# Task instructions
Each record below is to be copied word for word, with pictures removed.

# Available records
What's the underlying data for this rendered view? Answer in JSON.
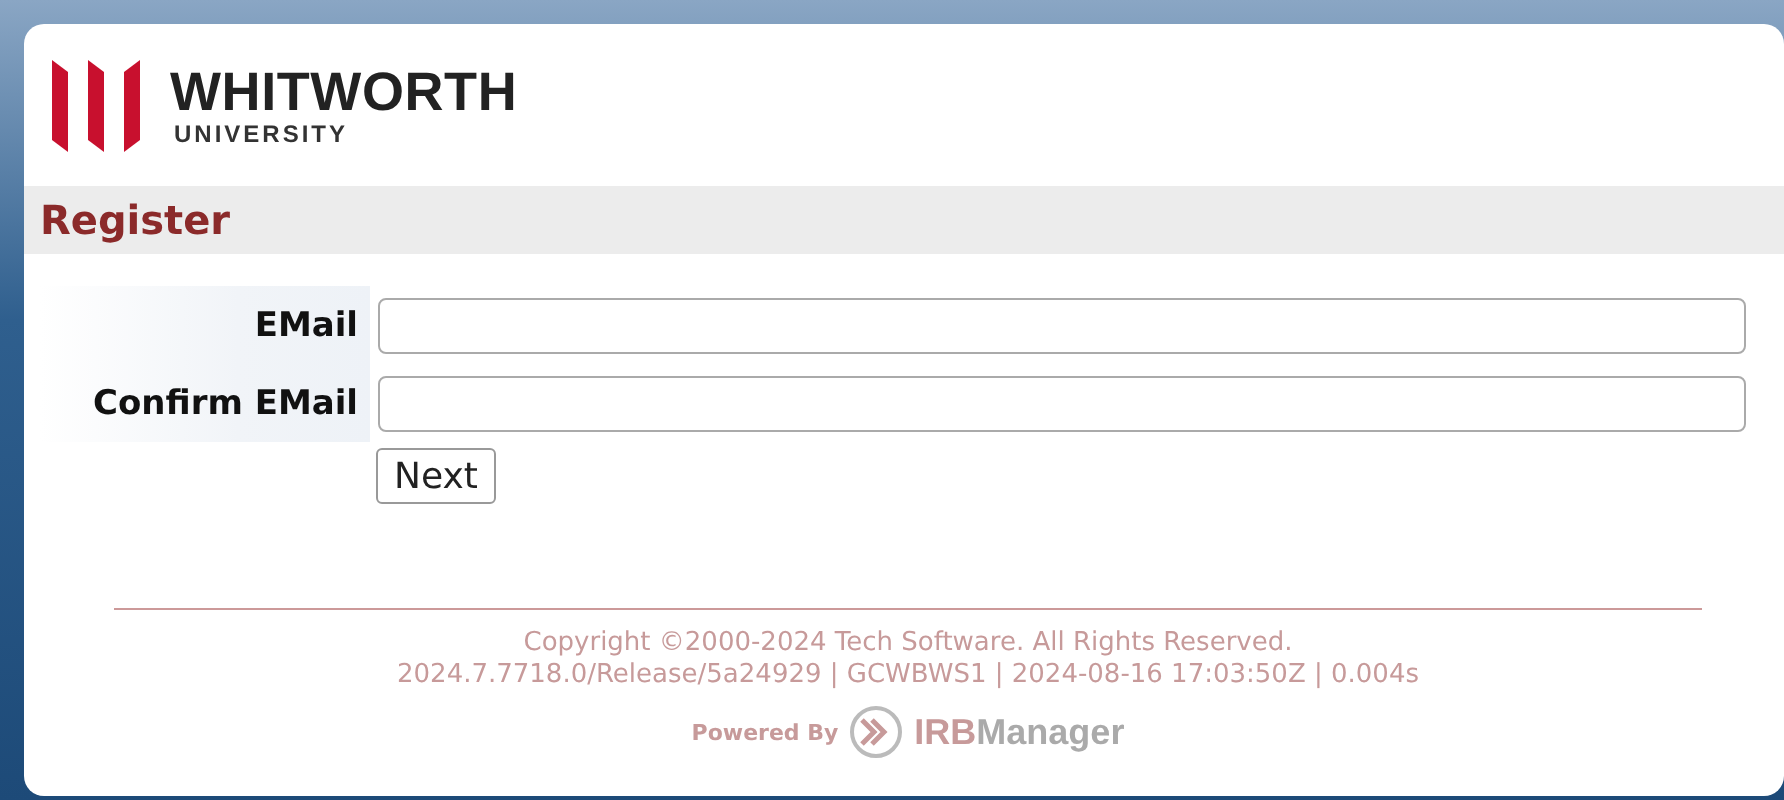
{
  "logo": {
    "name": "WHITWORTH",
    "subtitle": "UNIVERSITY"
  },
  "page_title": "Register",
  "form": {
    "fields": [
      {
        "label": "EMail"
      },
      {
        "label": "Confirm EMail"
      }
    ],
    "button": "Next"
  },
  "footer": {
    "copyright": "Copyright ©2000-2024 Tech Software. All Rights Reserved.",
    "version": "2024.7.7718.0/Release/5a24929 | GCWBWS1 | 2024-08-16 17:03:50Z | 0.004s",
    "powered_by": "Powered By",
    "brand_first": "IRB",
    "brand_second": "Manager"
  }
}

# Written solution
What's the underlying data for this rendered view? Answer in JSON.
{
  "logo": {
    "name": "WHITWORTH",
    "subtitle": "UNIVERSITY"
  },
  "page_title": "Register",
  "form": {
    "fields": [
      {
        "label": "EMail"
      },
      {
        "label": "Confirm EMail"
      }
    ],
    "button": "Next"
  },
  "footer": {
    "copyright": "Copyright ©2000-2024 Tech Software. All Rights Reserved.",
    "version": "2024.7.7718.0/Release/5a24929 | GCWBWS1 | 2024-08-16 17:03:50Z | 0.004s",
    "powered_by": "Powered By",
    "brand_first": "IRB",
    "brand_second": "Manager"
  }
}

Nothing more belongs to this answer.